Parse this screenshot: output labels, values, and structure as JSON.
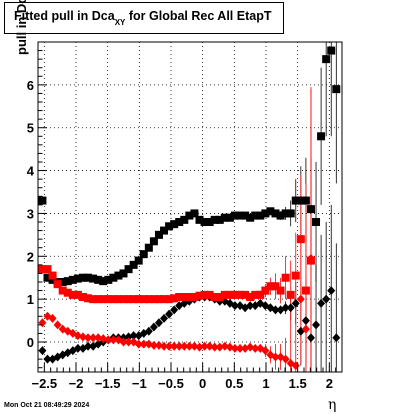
{
  "chart_data": {
    "type": "scatter",
    "title": "Fitted pull in Dca",
    "title_subscript": "XY",
    "title_suffix": "for Global Rec All EtapT",
    "ylabel": "pull in Dca",
    "ylabel_subscript": "XY",
    "xlabel": "η",
    "xlim": [
      -2.6,
      2.2
    ],
    "ylim": [
      -0.7,
      7.0
    ],
    "x_ticks": [
      -2.5,
      -2,
      -1.5,
      -1,
      -0.5,
      0,
      0.5,
      1,
      1.5,
      2
    ],
    "x_tick_labels": [
      "−2.5",
      "−2",
      "−1.5",
      "−1",
      "−0.5",
      "0",
      "0.5",
      "1",
      "1.5",
      "2"
    ],
    "y_ticks": [
      0,
      1,
      2,
      3,
      4,
      5,
      6
    ],
    "y_tick_labels": [
      "0",
      "1",
      "2",
      "3",
      "4",
      "5",
      "6"
    ],
    "grid": true,
    "series": [
      {
        "color": "#000000",
        "marker": "square",
        "x": [
          -2.53,
          -2.45,
          -2.37,
          -2.29,
          -2.21,
          -2.13,
          -2.05,
          -1.97,
          -1.89,
          -1.81,
          -1.73,
          -1.65,
          -1.57,
          -1.49,
          -1.41,
          -1.33,
          -1.25,
          -1.17,
          -1.09,
          -1.01,
          -0.93,
          -0.85,
          -0.77,
          -0.69,
          -0.61,
          -0.53,
          -0.45,
          -0.37,
          -0.29,
          -0.21,
          -0.13,
          -0.05,
          0.03,
          0.11,
          0.19,
          0.27,
          0.35,
          0.43,
          0.51,
          0.59,
          0.67,
          0.75,
          0.83,
          0.91,
          0.99,
          1.07,
          1.15,
          1.23,
          1.31,
          1.39,
          1.47,
          1.55,
          1.63,
          1.71,
          1.79,
          1.87,
          1.95,
          2.03,
          2.11
        ],
        "y": [
          3.3,
          1.5,
          1.45,
          1.4,
          1.4,
          1.42,
          1.45,
          1.48,
          1.5,
          1.5,
          1.48,
          1.45,
          1.42,
          1.45,
          1.5,
          1.55,
          1.6,
          1.7,
          1.8,
          1.9,
          2.05,
          2.2,
          2.35,
          2.5,
          2.6,
          2.7,
          2.75,
          2.8,
          2.85,
          2.95,
          3.0,
          2.85,
          2.8,
          2.8,
          2.85,
          2.85,
          2.9,
          2.9,
          2.95,
          2.95,
          2.95,
          2.9,
          2.95,
          2.95,
          3.0,
          3.05,
          3.0,
          2.95,
          3.0,
          3.0,
          3.3,
          3.3,
          3.3,
          3.1,
          2.8,
          4.8,
          6.6,
          6.8,
          5.9
        ],
        "err": [
          0.1,
          0.04,
          0.03,
          0.03,
          0.03,
          0.03,
          0.03,
          0.03,
          0.03,
          0.03,
          0.03,
          0.03,
          0.03,
          0.03,
          0.03,
          0.03,
          0.03,
          0.03,
          0.03,
          0.03,
          0.03,
          0.03,
          0.03,
          0.03,
          0.03,
          0.03,
          0.03,
          0.03,
          0.03,
          0.03,
          0.03,
          0.03,
          0.03,
          0.03,
          0.03,
          0.03,
          0.03,
          0.03,
          0.03,
          0.03,
          0.03,
          0.03,
          0.04,
          0.04,
          0.05,
          0.06,
          0.08,
          0.1,
          0.15,
          0.3,
          0.5,
          0.8,
          1.0,
          1.2,
          1.4,
          1.6,
          1.8,
          2.0,
          2.2
        ]
      },
      {
        "color": "#000000",
        "marker": "diamond",
        "x": [
          -2.53,
          -2.45,
          -2.37,
          -2.29,
          -2.21,
          -2.13,
          -2.05,
          -1.97,
          -1.89,
          -1.81,
          -1.73,
          -1.65,
          -1.57,
          -1.49,
          -1.41,
          -1.33,
          -1.25,
          -1.17,
          -1.09,
          -1.01,
          -0.93,
          -0.85,
          -0.77,
          -0.69,
          -0.61,
          -0.53,
          -0.45,
          -0.37,
          -0.29,
          -0.21,
          -0.13,
          -0.05,
          0.03,
          0.11,
          0.19,
          0.27,
          0.35,
          0.43,
          0.51,
          0.59,
          0.67,
          0.75,
          0.83,
          0.91,
          0.99,
          1.07,
          1.15,
          1.23,
          1.31,
          1.39,
          1.47,
          1.55,
          1.63,
          1.71,
          1.79,
          1.87,
          1.95,
          2.03,
          2.11
        ],
        "y": [
          -0.2,
          -0.4,
          -0.4,
          -0.35,
          -0.3,
          -0.25,
          -0.2,
          -0.15,
          -0.15,
          -0.1,
          -0.1,
          -0.05,
          0.0,
          0.05,
          0.1,
          0.1,
          0.1,
          0.12,
          0.15,
          0.15,
          0.2,
          0.25,
          0.35,
          0.45,
          0.55,
          0.65,
          0.75,
          0.85,
          0.9,
          0.95,
          1.0,
          1.05,
          1.05,
          1.05,
          1.0,
          0.95,
          0.95,
          0.9,
          0.85,
          0.85,
          0.8,
          0.85,
          0.85,
          0.9,
          0.85,
          0.8,
          0.75,
          0.75,
          0.8,
          0.8,
          0.9,
          0.25,
          0.5,
          0.1,
          0.4,
          0.9,
          1.0,
          1.2,
          0.1
        ],
        "err": [
          0.05,
          0.03,
          0.03,
          0.03,
          0.03,
          0.03,
          0.03,
          0.03,
          0.03,
          0.03,
          0.03,
          0.03,
          0.03,
          0.03,
          0.03,
          0.03,
          0.03,
          0.03,
          0.03,
          0.03,
          0.03,
          0.03,
          0.03,
          0.03,
          0.03,
          0.03,
          0.03,
          0.03,
          0.03,
          0.03,
          0.03,
          0.03,
          0.03,
          0.03,
          0.03,
          0.03,
          0.03,
          0.03,
          0.03,
          0.03,
          0.03,
          0.03,
          0.04,
          0.04,
          0.05,
          0.06,
          0.08,
          0.1,
          0.15,
          0.3,
          0.5,
          0.8,
          1.0,
          1.2,
          1.4,
          1.6,
          1.8,
          2.0,
          2.2
        ]
      },
      {
        "color": "#ff0000",
        "marker": "square",
        "x": [
          -2.53,
          -2.45,
          -2.37,
          -2.29,
          -2.21,
          -2.13,
          -2.05,
          -1.97,
          -1.89,
          -1.81,
          -1.73,
          -1.65,
          -1.57,
          -1.49,
          -1.41,
          -1.33,
          -1.25,
          -1.17,
          -1.09,
          -1.01,
          -0.93,
          -0.85,
          -0.77,
          -0.69,
          -0.61,
          -0.53,
          -0.45,
          -0.37,
          -0.29,
          -0.21,
          -0.13,
          -0.05,
          0.03,
          0.11,
          0.19,
          0.27,
          0.35,
          0.43,
          0.51,
          0.59,
          0.67,
          0.75,
          0.83,
          0.91,
          0.99,
          1.07,
          1.15,
          1.23,
          1.31,
          1.39,
          1.47,
          1.55,
          1.63,
          1.71
        ],
        "y": [
          1.7,
          1.7,
          1.55,
          1.35,
          1.2,
          1.15,
          1.1,
          1.1,
          1.05,
          1.02,
          1.0,
          1.0,
          1.0,
          1.0,
          1.0,
          1.0,
          1.0,
          1.0,
          1.0,
          1.0,
          1.0,
          1.0,
          1.0,
          1.0,
          1.0,
          1.0,
          1.02,
          1.05,
          1.05,
          1.05,
          1.05,
          1.08,
          1.1,
          1.1,
          1.05,
          1.05,
          1.1,
          1.1,
          1.1,
          1.1,
          1.1,
          1.05,
          1.1,
          1.1,
          1.2,
          1.3,
          1.3,
          1.2,
          1.5,
          1.1,
          1.55,
          2.4,
          1.2,
          1.9
        ],
        "err": [
          0.08,
          0.05,
          0.04,
          0.04,
          0.03,
          0.03,
          0.03,
          0.03,
          0.03,
          0.03,
          0.03,
          0.03,
          0.03,
          0.03,
          0.03,
          0.03,
          0.03,
          0.03,
          0.03,
          0.03,
          0.03,
          0.03,
          0.03,
          0.03,
          0.03,
          0.03,
          0.03,
          0.03,
          0.03,
          0.03,
          0.03,
          0.03,
          0.03,
          0.03,
          0.03,
          0.03,
          0.03,
          0.03,
          0.03,
          0.03,
          0.04,
          0.05,
          0.08,
          0.1,
          0.15,
          0.2,
          0.3,
          0.3,
          0.5,
          0.8,
          1.0,
          1.5,
          2.5,
          4.0
        ]
      },
      {
        "color": "#ff0000",
        "marker": "diamond",
        "x": [
          -2.53,
          -2.45,
          -2.37,
          -2.29,
          -2.21,
          -2.13,
          -2.05,
          -1.97,
          -1.89,
          -1.81,
          -1.73,
          -1.65,
          -1.57,
          -1.49,
          -1.41,
          -1.33,
          -1.25,
          -1.17,
          -1.09,
          -1.01,
          -0.93,
          -0.85,
          -0.77,
          -0.69,
          -0.61,
          -0.53,
          -0.45,
          -0.37,
          -0.29,
          -0.21,
          -0.13,
          -0.05,
          0.03,
          0.11,
          0.19,
          0.27,
          0.35,
          0.43,
          0.51,
          0.59,
          0.67,
          0.75,
          0.83,
          0.91,
          0.99,
          1.07,
          1.15,
          1.23,
          1.31,
          1.39,
          1.47,
          1.55,
          1.63,
          1.71
        ],
        "y": [
          0.45,
          0.6,
          0.55,
          0.4,
          0.3,
          0.25,
          0.2,
          0.15,
          0.12,
          0.1,
          0.1,
          0.1,
          0.08,
          0.05,
          0.05,
          0.05,
          0.0,
          0.0,
          0.0,
          -0.05,
          -0.05,
          -0.05,
          -0.08,
          -0.08,
          -0.1,
          -0.1,
          -0.1,
          -0.1,
          -0.1,
          -0.1,
          -0.1,
          -0.12,
          -0.1,
          -0.1,
          -0.12,
          -0.12,
          -0.1,
          -0.12,
          -0.15,
          -0.15,
          -0.15,
          -0.12,
          -0.15,
          -0.15,
          -0.2,
          -0.3,
          -0.35,
          -0.35,
          -0.4,
          -0.5,
          -0.55,
          1.0,
          0.3,
          1.95
        ],
        "err": [
          0.08,
          0.05,
          0.04,
          0.04,
          0.03,
          0.03,
          0.03,
          0.03,
          0.03,
          0.03,
          0.03,
          0.03,
          0.03,
          0.03,
          0.03,
          0.03,
          0.03,
          0.03,
          0.03,
          0.03,
          0.03,
          0.03,
          0.03,
          0.03,
          0.03,
          0.03,
          0.03,
          0.03,
          0.03,
          0.03,
          0.03,
          0.03,
          0.03,
          0.03,
          0.03,
          0.03,
          0.03,
          0.03,
          0.03,
          0.03,
          0.04,
          0.05,
          0.08,
          0.1,
          0.15,
          0.2,
          0.3,
          0.3,
          0.5,
          0.8,
          1.0,
          1.5,
          2.5,
          4.0
        ]
      }
    ]
  },
  "footer": {
    "timestamp": "Mon Oct 21 08:49:29 2024"
  }
}
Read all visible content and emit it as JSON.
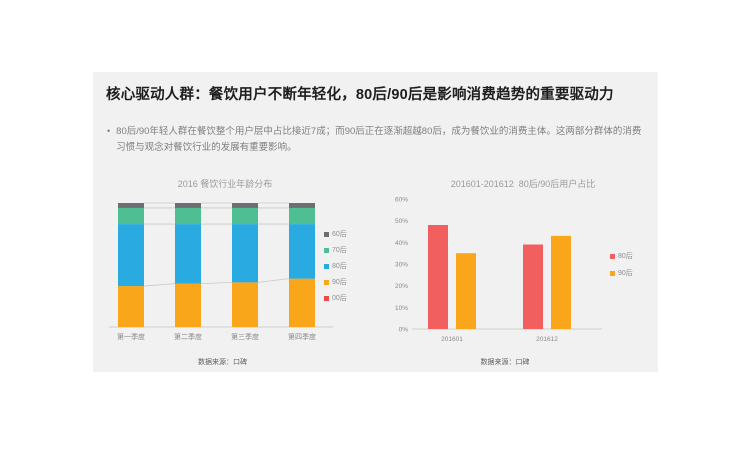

# # # # # # #

> What this task involves: Each line holding "JSON" must be found and copied.

> Solution for this task:
Parse this screenshot: output labels, values, and structure as JSON.
Read all visible content and emit it as JSON.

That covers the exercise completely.